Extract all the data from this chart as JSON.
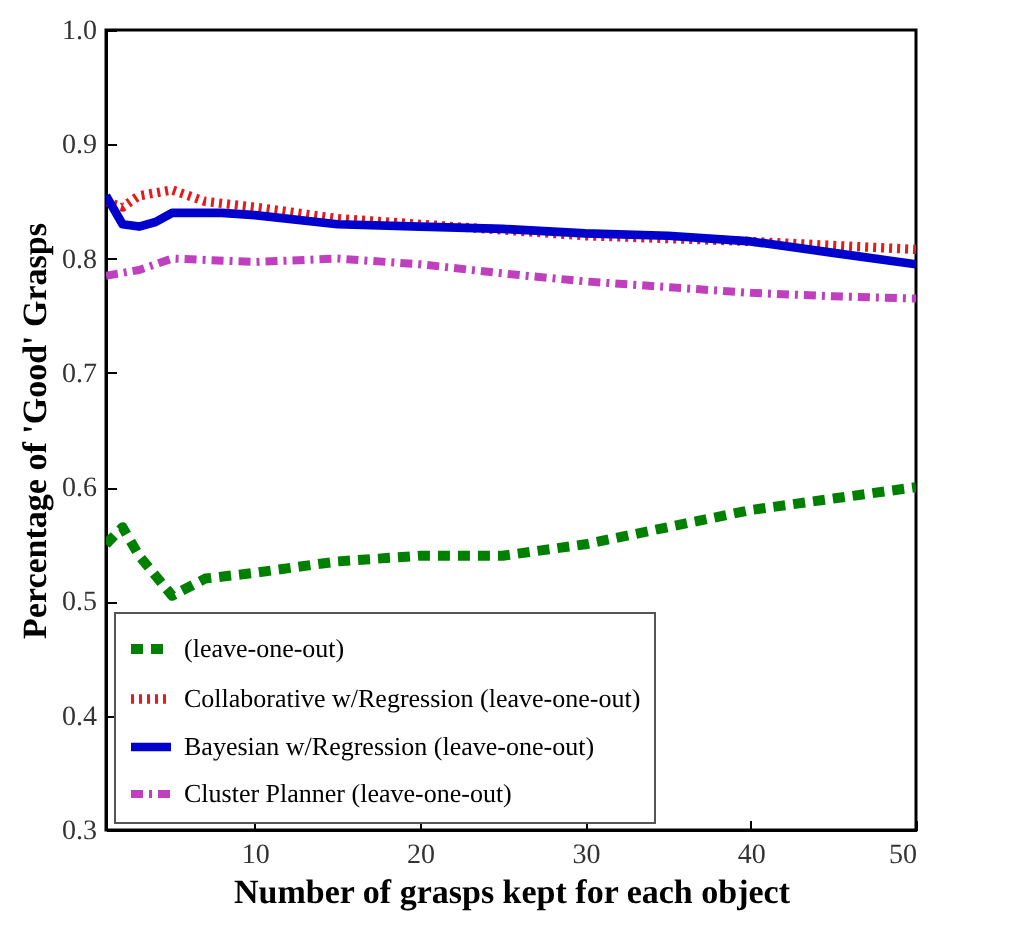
{
  "chart_data": {
    "type": "line",
    "xlabel": "Number of grasps kept for each object",
    "ylabel": "Percentage of 'Good' Grasps",
    "xlim": [
      1,
      50
    ],
    "ylim": [
      0.3,
      1.0
    ],
    "xticks": [
      10,
      20,
      30,
      40,
      50
    ],
    "yticks": [
      0.3,
      0.4,
      0.5,
      0.6,
      0.7,
      0.8,
      0.9,
      {
        "value": 1,
        "label": "1.0"
      }
    ],
    "legend": "bottom left",
    "grid": false,
    "series": [
      {
        "name": "(leave-one-out)",
        "color": "#008000",
        "line_style": "dashed",
        "x": [
          1,
          2,
          3,
          5,
          7,
          10,
          15,
          20,
          25,
          30,
          35,
          40,
          45,
          50
        ],
        "values": [
          0.55,
          0.565,
          0.54,
          0.505,
          0.52,
          0.525,
          0.535,
          0.54,
          0.54,
          0.55,
          0.565,
          0.58,
          0.59,
          0.6
        ]
      },
      {
        "name": "Collaborative w/Regression (leave-one-out)",
        "color": "#e41a1c",
        "line_style": "dotted",
        "x": [
          1,
          2,
          3,
          5,
          7,
          10,
          15,
          20,
          30,
          40,
          50
        ],
        "values": [
          0.85,
          0.845,
          0.855,
          0.86,
          0.85,
          0.845,
          0.835,
          0.83,
          0.82,
          0.815,
          0.808
        ]
      },
      {
        "name": "Bayesian w/Regression (leave-one-out)",
        "color": "#0000cc",
        "line_style": "solid",
        "x": [
          1,
          2,
          3,
          4,
          5,
          8,
          10,
          15,
          20,
          25,
          30,
          35,
          40,
          45,
          50
        ],
        "values": [
          0.855,
          0.83,
          0.828,
          0.832,
          0.84,
          0.84,
          0.838,
          0.83,
          0.828,
          0.826,
          0.822,
          0.82,
          0.815,
          0.805,
          0.795
        ]
      },
      {
        "name": "Cluster Planner (leave-one-out)",
        "color": "#bf3fbf",
        "line_style": "dashdot",
        "x": [
          1,
          3,
          5,
          10,
          15,
          20,
          25,
          30,
          35,
          40,
          45,
          50
        ],
        "values": [
          0.785,
          0.79,
          0.8,
          0.797,
          0.8,
          0.795,
          0.787,
          0.78,
          0.775,
          0.77,
          0.767,
          0.765
        ]
      }
    ]
  }
}
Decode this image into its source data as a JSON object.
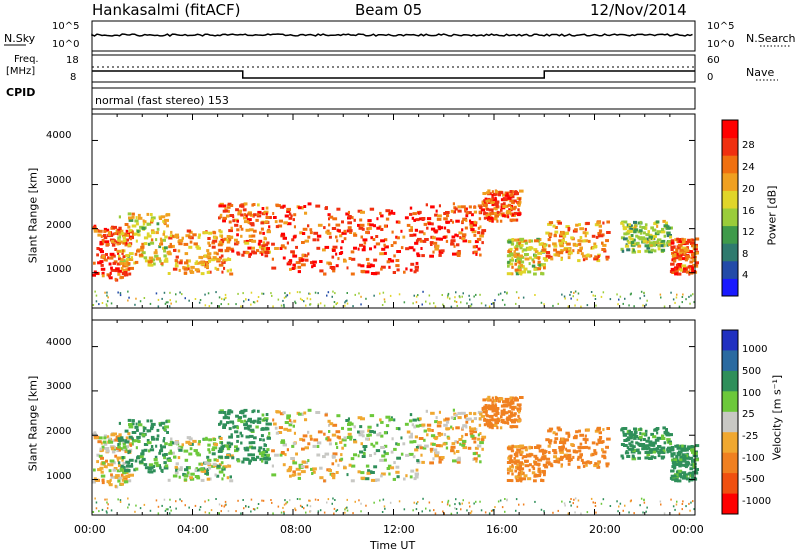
{
  "header": {
    "station": "Hankasalmi (fitACF)",
    "beam": "Beam 05",
    "date": "12/Nov/2014"
  },
  "noise_panel": {
    "left_label": "N.Sky",
    "right_label": "N.Search",
    "left_top": "10^5",
    "left_bottom": "10^0",
    "right_top": "10^5",
    "right_bottom": "10^0"
  },
  "freq_panel": {
    "left_label_1": "Freq.",
    "left_label_2": "[MHz]",
    "left_top": "18",
    "left_bottom": "8",
    "right_label": "Nave",
    "right_top": "60",
    "right_bottom": "0",
    "cpid_label": "CPID"
  },
  "cpid_panel": {
    "text": "normal (fast stereo) 153"
  },
  "power_panel": {
    "ylabel": "Slant Range [km]",
    "yticks": [
      "1000",
      "2000",
      "3000",
      "4000"
    ],
    "colorbar_label": "Power [dB]",
    "colorbar_ticks": [
      "4",
      "8",
      "12",
      "16",
      "20",
      "24",
      "28"
    ],
    "colors": [
      "#1a1aff",
      "#234ba8",
      "#2f7a6e",
      "#3f9a4a",
      "#9acc3a",
      "#e0d52a",
      "#f0a020",
      "#f07010",
      "#f03010",
      "#ff0000"
    ]
  },
  "velocity_panel": {
    "ylabel": "Slant Range [km]",
    "yticks": [
      "1000",
      "2000",
      "3000",
      "4000"
    ],
    "colorbar_label": "Velocity [m s⁻¹]",
    "colorbar_ticks": [
      "1000",
      "500",
      "100",
      "25",
      "-25",
      "-100",
      "-500",
      "-1000"
    ],
    "colors": [
      "#2030c0",
      "#2a6aa0",
      "#2f8f5a",
      "#6cc83a",
      "#c8c8c4",
      "#f0a830",
      "#f08020",
      "#f05010",
      "#ff0000"
    ]
  },
  "x_axis": {
    "label": "Time UT",
    "ticks": [
      "00:00",
      "04:00",
      "08:00",
      "12:00",
      "16:00",
      "20:00",
      "00:00"
    ]
  },
  "chart_data": {
    "type": "heatmap",
    "title": "Hankasalmi (fitACF)",
    "subtitle": "Beam 05",
    "date": "12/Nov/2014",
    "x_range_hours": [
      0,
      24
    ],
    "y_range_km": [
      200,
      4600
    ],
    "xlabel": "Time UT",
    "ylabel": "Slant Range [km]",
    "power_range_db": [
      0,
      32
    ],
    "velocity_range_ms": [
      -1500,
      1500
    ],
    "scatter_regions": [
      {
        "t0": 0.0,
        "t1": 1.5,
        "r0": 850,
        "r1": 2100,
        "power_db": 26,
        "velocity_ms": -25
      },
      {
        "t0": 1.0,
        "t1": 3.0,
        "r0": 1200,
        "r1": 2400,
        "power_db": 18,
        "velocity_ms": 100
      },
      {
        "t0": 3.0,
        "t1": 5.5,
        "r0": 1000,
        "r1": 2000,
        "power_db": 22,
        "velocity_ms": 25
      },
      {
        "t0": 5.0,
        "t1": 7.0,
        "r0": 1400,
        "r1": 2600,
        "power_db": 24,
        "velocity_ms": 100
      },
      {
        "t0": 7.0,
        "t1": 10.0,
        "r0": 1000,
        "r1": 2600,
        "power_db": 27,
        "velocity_ms": -25
      },
      {
        "t0": 10.0,
        "t1": 13.0,
        "r0": 1000,
        "r1": 2500,
        "power_db": 28,
        "velocity_ms": 25
      },
      {
        "t0": 13.0,
        "t1": 15.5,
        "r0": 1400,
        "r1": 2600,
        "power_db": 27,
        "velocity_ms": -25
      },
      {
        "t0": 15.5,
        "t1": 17.0,
        "r0": 2200,
        "r1": 2900,
        "power_db": 26,
        "velocity_ms": -100
      },
      {
        "t0": 16.5,
        "t1": 18.0,
        "r0": 1000,
        "r1": 1800,
        "power_db": 18,
        "velocity_ms": -100
      },
      {
        "t0": 18.0,
        "t1": 20.5,
        "r0": 1300,
        "r1": 2200,
        "power_db": 22,
        "velocity_ms": -100
      },
      {
        "t0": 21.0,
        "t1": 23.0,
        "r0": 1500,
        "r1": 2200,
        "power_db": 14,
        "velocity_ms": 100
      },
      {
        "t0": 23.0,
        "t1": 24.0,
        "r0": 1000,
        "r1": 1800,
        "power_db": 25,
        "velocity_ms": 100
      }
    ],
    "freq_mhz": 12,
    "nave": [
      {
        "t0": 0,
        "t1": 6,
        "value": 10
      },
      {
        "t0": 6,
        "t1": 18,
        "value": 0
      },
      {
        "t0": 18,
        "t1": 24,
        "value": 10
      }
    ]
  }
}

Problem details:
Working from the entries above, return all lines that contain "xlabel".

The answer:
    "xlabel": "Number of grasps kept for each object",
    "xlabel": "Time UT",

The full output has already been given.